╭─ Data listing

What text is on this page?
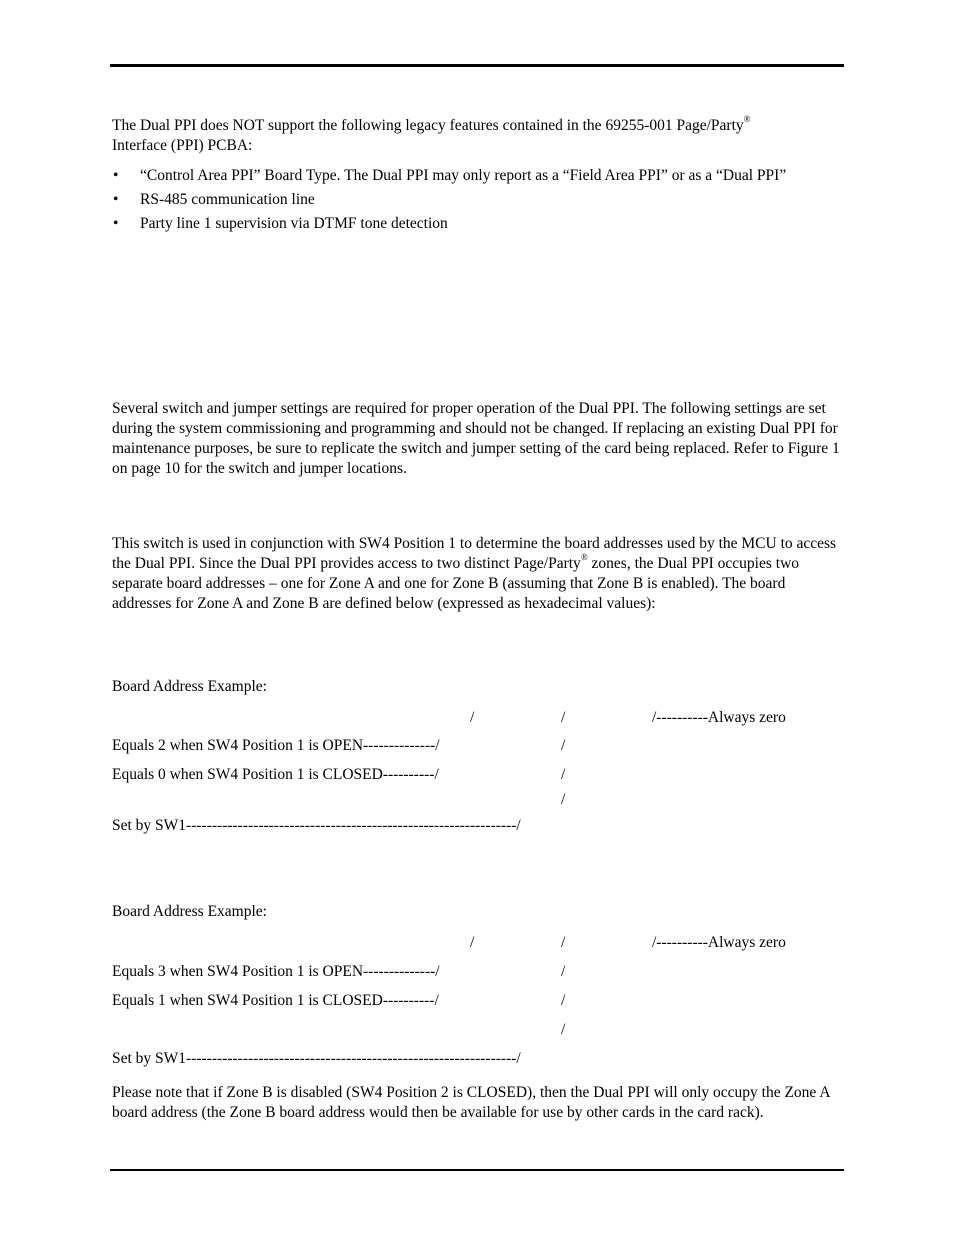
The Dual PPI does NOT support the following legacy features contained in the 69255-001 Page/Party®
Interface (PPI) PCBA:

• “Control Area PPI” Board Type. The Dual PPI may only report as a “Field Area PPI” or as a “Dual PPI”
• RS-485 communication line
• Party line 1 supervision via DTMF tone detection

Several switch and jumper settings are required for proper operation of the Dual PPI. The following settings are set during the system commissioning and programming and should not be changed. If replacing an existing Dual PPI for maintenance purposes, be sure to replicate the switch and jumper setting of the card being replaced. Refer to Figure 1 on page 10 for the switch and jumper locations.

This switch is used in conjunction with SW4 Position 1 to determine the board addresses used by the MCU to access the Dual PPI. Since the Dual PPI provides access to two distinct Page/Party® zones, the Dual PPI occupies two separate board addresses – one for Zone A and one for Zone B (assuming that Zone B is enabled). The board addresses for Zone A and Zone B are defined below (expressed as hexadecimal values):

Board Address Example:
/	/	/----------Always zero
Equals 2 when SW4 Position 1 is OPEN--------------/	/
Equals 0 when SW4 Position 1 is CLOSED----------/	/
/
Set by SW1----------------------------------------------------------------/
Board Address Example:
/	/	/----------Always zero
Equals 3 when SW4 Position 1 is OPEN--------------/	/
Equals 1 when SW4 Position 1 is CLOSED----------/	/
/
Set by SW1----------------------------------------------------------------/

Please note that if Zone B is disabled (SW4 Position 2 is CLOSED), then the Dual PPI will only occupy the Zone A board address (the Zone B board address would then be available for use by other cards in the card rack).
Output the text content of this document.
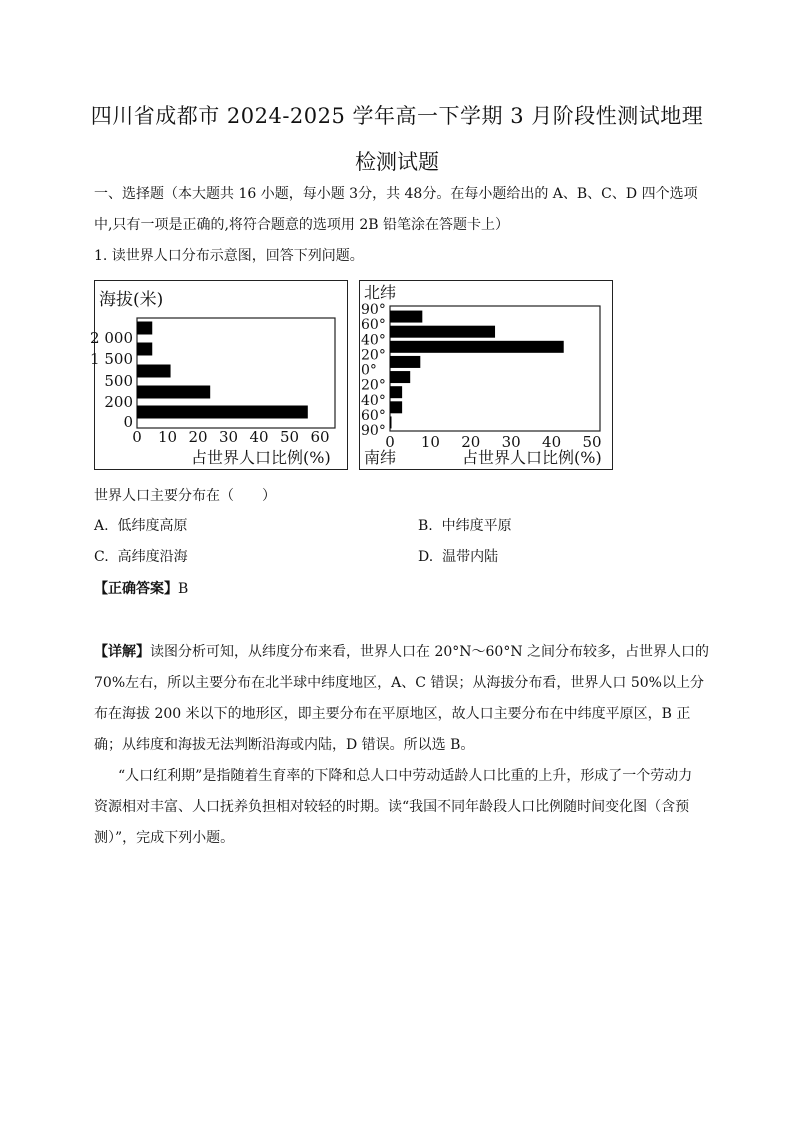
四川省成都市 2024-2025 学年高一下学期 3 月阶段性测试地理
检测试题
一、选择题（本大题共 16 小题，每小题 3分，共 48分。在每小题给出的 A、B、C、D 四个选项
中,只有一项是正确的,将符合题意的选项用 2B 铅笔涂在答题卡上）
1. 读世界人口分布示意图，回答下列问题。
海拔(米)
占世界人口比例(%)
0
200
500
1 500
2 000
0 10 20 30 40 50 60
北纬
南纬	占世界人口比例(%)
90°
60°
40°
20°
0°
20°
40°
60°
90°
0 10 20 30 40 50
世界人口主要分布在（　　）
A. 低纬度高原	B. 中纬度平原
C. 高纬度沿海	D. 温带内陆
【正确答案】B
【详解】读图分析可知，从纬度分布来看，世界人口在 20°N～60°N 之间分布较多，占世界人口的
70%左右，所以主要分布在北半球中纬度地区，A、C 错误；从海拔分布看，世界人口 50%以上分
布在海拔 200 米以下的地形区，即主要分布在平原地区，故人口主要分布在中纬度平原区，B 正
确；从纬度和海拔无法判断沿海或内陆，D 错误。所以选 B。
“人口红利期”是指随着生育率的下降和总人口中劳动适龄人口比重的上升，形成了一个劳动力
资源相对丰富、人口抚养负担相对较轻的时期。读“我国不同年龄段人口比例随时间变化图（含预
测）”，完成下列小题。
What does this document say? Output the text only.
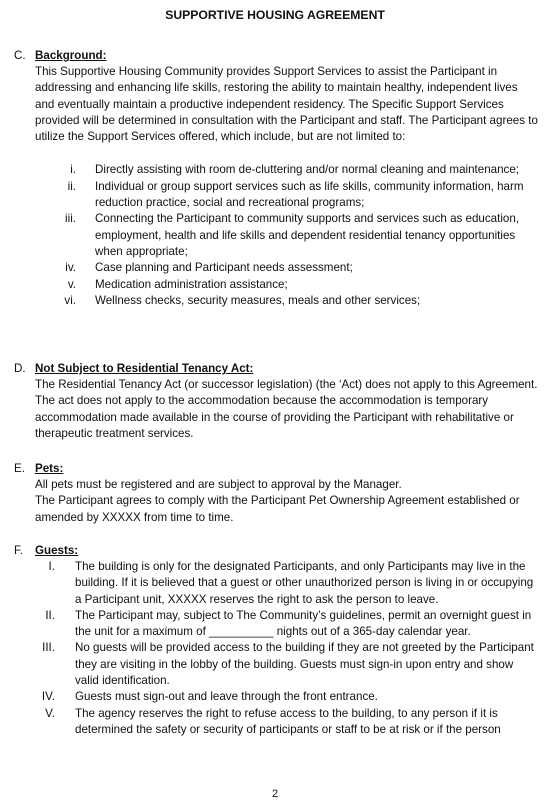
SUPPORTIVE HOUSING AGREEMENT
C. Background:
This Supportive Housing Community provides Support Services to assist the Participant in addressing and enhancing life skills, restoring the ability to maintain healthy, independent lives and eventually maintain a productive independent residency. The Specific Support Services provided will be determined in consultation with the Participant and staff. The Participant agrees to utilize the Support Services offered, which include, but are not limited to:
i. Directly assisting with room de-cluttering and/or normal cleaning and maintenance;
ii. Individual or group support services such as life skills, community information, harm reduction practice, social and recreational programs;
iii. Connecting the Participant to community supports and services such as education, employment, health and life skills and dependent residential tenancy opportunities when appropriate;
iv. Case planning and Participant needs assessment;
v. Medication administration assistance;
vi. Wellness checks, security measures, meals and other services;
D. Not Subject to Residential Tenancy Act:
The Residential Tenancy Act (or successor legislation) (the ‘Act) does not apply to this Agreement. The act does not apply to the accommodation because the accommodation is temporary accommodation made available in the course of providing the Participant with rehabilitative or therapeutic treatment services.
E. Pets:
All pets must be registered and are subject to approval by the Manager.
The Participant agrees to comply with the Participant Pet Ownership Agreement established or amended by XXXXX from time to time.
F. Guests:
I. The building is only for the designated Participants, and only Participants may live in the building. If it is believed that a guest or other unauthorized person is living in or occupying a Participant unit, XXXXX reserves the right to ask the person to leave.
II. The Participant may, subject to The Community’s guidelines, permit an overnight guest in the unit for a maximum of __________ nights out of a 365-day calendar year.
III. No guests will be provided access to the building if they are not greeted by the Participant they are visiting in the lobby of the building. Guests must sign-in upon entry and show valid identification.
IV. Guests must sign-out and leave through the front entrance.
V. The agency reserves the right to refuse access to the building, to any person if it is determined the safety or security of participants or staff to be at risk or if the person
2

╰─

Going through the lines above one by one, tally those with the word "must" and give only the total.

Answer to the problem: 3